Which lines in the material contain the string "不汲汲于富贵"? Report each one in full.

=== INFORMATION SHOWN ===

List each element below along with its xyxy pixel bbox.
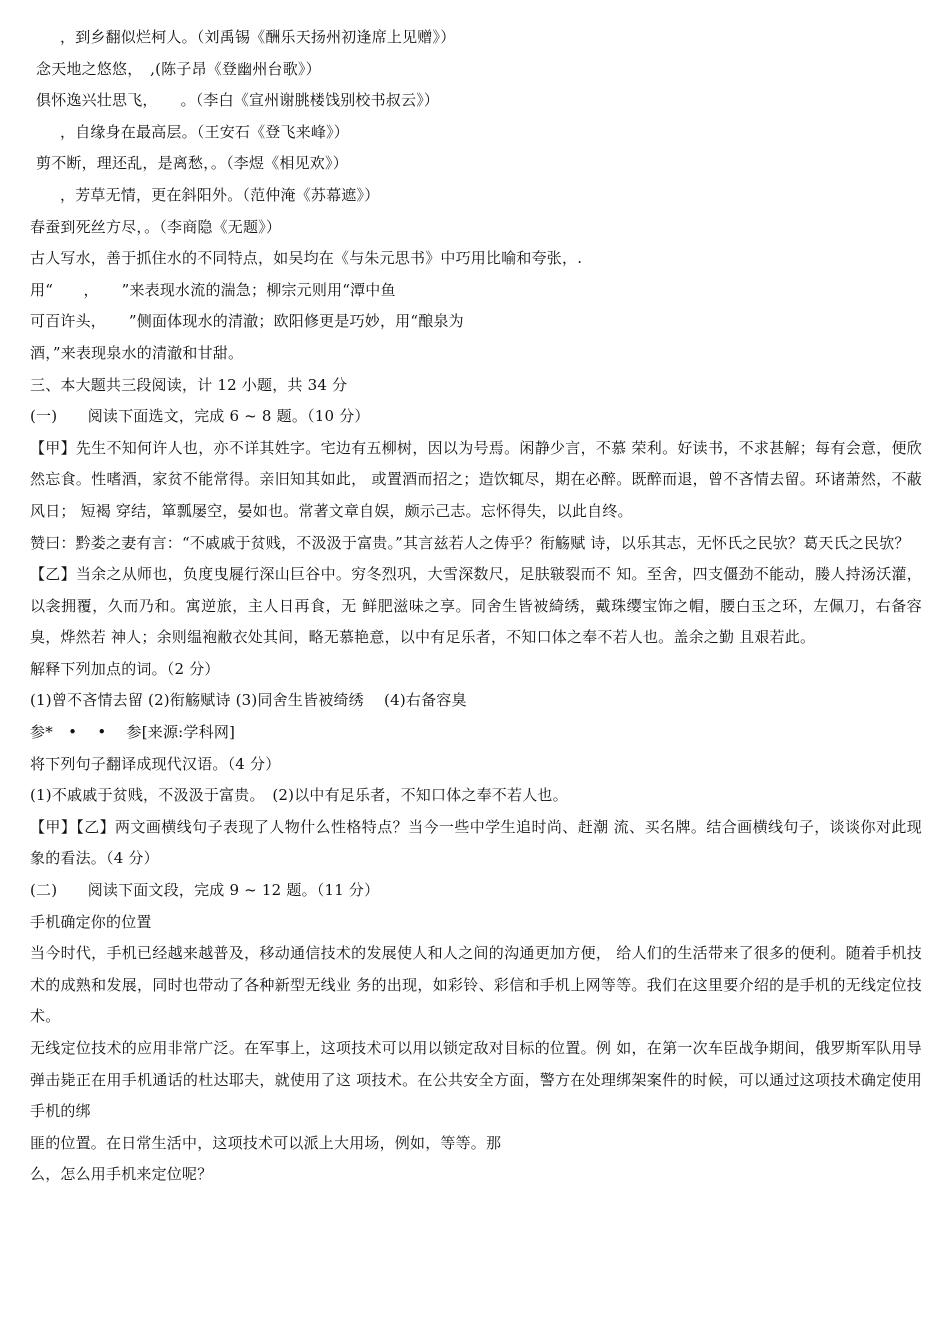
text-line: 可百许头， ”侧面体现水的清澈；欧阳修更是巧妙，用“酿泉为 xyxy=(30,312,464,331)
text-line: 参* • • 参[来源:学科网] xyxy=(30,723,236,742)
text-line: ，芳草无情，更在斜阳外。（范仲淹《苏幕遮》） xyxy=(60,185,380,204)
text-line: 手机确定你的位置 xyxy=(30,912,152,931)
text-line: (1)不戚戚于贫贱，不汲汲于富贵。 (2)以中有足乐者，不知口体之奉不若人也。 xyxy=(30,786,568,805)
document-page xyxy=(30,22,922,1191)
text-line: 古人写水，善于抓住水的不同特点，如吴均在《与朱元思书》中巧用比喻和夸张，. xyxy=(30,249,583,268)
document-body xyxy=(30,22,922,1191)
text-line: 解释下列加点的词。（2 分） xyxy=(30,659,220,678)
text-line: ，到乡翻似烂柯人。（刘禹锡《酬乐天扬州初逢席上见赠》） xyxy=(60,28,456,46)
text-line: 【甲】【乙】两文画横线句子表现了人物什么性格特点？当今一些中学生追时尚、赶潮 流、买名牌。结合画横线句子，谈谈你对此现象的看法。（4 分） xyxy=(30,817,922,868)
text-line: 剪不断，理还乱，是离愁，。（李煜《相见欢》） xyxy=(36,154,348,173)
text-line: 匪的位置。在日常生活中，这项技术可以派上大用场，例如，等等。那 xyxy=(30,1133,502,1152)
text-line: 俱怀逸兴壮思飞， 。（李白《宣州谢朓楼饯别校书叔云》） xyxy=(36,91,440,110)
text-line: 酒，”来表现泉水的清澈和甘甜。 xyxy=(30,343,244,362)
text-line: 无线定位技术的应用非常广泛。在军事上，这项技术可以用以锁定敌对目标的位置。例 如，在第一次车臣战争期间，俄罗斯军队用导弹击毙正在用手机通话的杜达耶夫，就使用了这 项技术。在公共安全方面，警方在处理绑架案件的时候，可以通过这项技术确定使用手机的绑 xyxy=(30,1039,922,1121)
text-line: 春蚕到死丝方尽，。（李商隐《无题》） xyxy=(30,217,282,236)
text-line: 赞曰：黔娄之妻有言：“不戚戚于贫贱，不汲汲于富贵。”其言兹若人之俦乎？衔觞赋 诗，以乐其志，无怀氏之民欤？葛天氏之民欤？ xyxy=(30,533,910,552)
text-line: 念天地之悠悠， ,(陈子昂《登幽州台歌》） xyxy=(36,59,321,78)
text-line: ，自缘身在最高层。（王安石《登飞来峰》） xyxy=(60,122,350,141)
text-line: 当今时代，手机已经越来越普及，移动通信技术的发展使人和人之间的沟通更加方便， 给人们的生活带来了很多的便利。随着手机技术的成熟和发展，同时也带动了各种新型无线业 务的出现，如彩铃、彩信和手机上网等等。我们在这里要介绍的是手机的无线定位技术。 xyxy=(30,944,922,1026)
text-line: (二) 阅读下面文段，完成 9 ~ 12 题。（11 分） xyxy=(30,881,380,900)
text-line: 么，怎么用手机来定位呢？ xyxy=(30,1165,213,1184)
text-line: (1)曾不吝情去留 (2)衔觞赋诗 (3)同舍生皆被绮绣 (4)右备容臭 xyxy=(30,691,467,710)
text-line: (一) 阅读下面选文，完成 6 ~ 8 题。（10 分） xyxy=(30,407,370,426)
text-line: 用“ ， ”来表现水流的湍急；柳宗元则用“潭中鱼 xyxy=(30,280,396,299)
text-line: 【甲】先生不知何许人也，亦不详其姓字。宅边有五柳树，因以为号焉。闲静少言，不慕 荣利。好读书，不求甚解；每有会意，便欣然忘食。性嗜酒，家贫不能常得。亲旧知其如此， 或置酒而招之；造饮辄尽，期在必醉。既醉而退，曾不吝情去留。环诸萧然，不蔽风日； 短褐 穿结，箪瓢屡空，晏如也。常著文章自娱，颇示己志。忘怀得失，以此自终。 xyxy=(30,438,922,520)
text-line: 【乙】当余之从师也，负度曳屣行深山巨谷中。穷冬烈巩，大雪深数尺，足肤皲裂而不 知。至舍，四支僵劲不能动，媵人持汤沃灌，以衾拥覆，久而乃和。寓逆旅，主人日再食，无 鲜肥滋味之享。同舍生皆被綺绣，戴珠缨宝饰之帽，腰白玉之环，左佩刀，右备容臭，烨然若 神人；余则缊袍敝衣处其间，略无慕艳意，以中有足乐者，不知口体之奉不若人也。盖余之勤 且艰若此。 xyxy=(30,565,922,647)
text-line: 将下列句子翻译成现代汉语。（4 分） xyxy=(30,754,281,773)
text-line: 三、本大题共三段阅读，计 12 小题，共 34 分 xyxy=(30,375,348,394)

===

ANSWER TO THIS PROBLEM:
text-line: (1)不戚戚于贫贱，不汲汲于富贵。 (2)以中有足乐者，不知口体之奉不若人也。 xyxy=(30,786,568,805)
text-line: 赞曰：黔娄之妻有言：“不戚戚于贫贱，不汲汲于富贵。”其言兹若人之俦乎？衔觞赋 诗，以乐其志，无怀氏之民欤？葛天氏之民欤？ xyxy=(30,533,910,552)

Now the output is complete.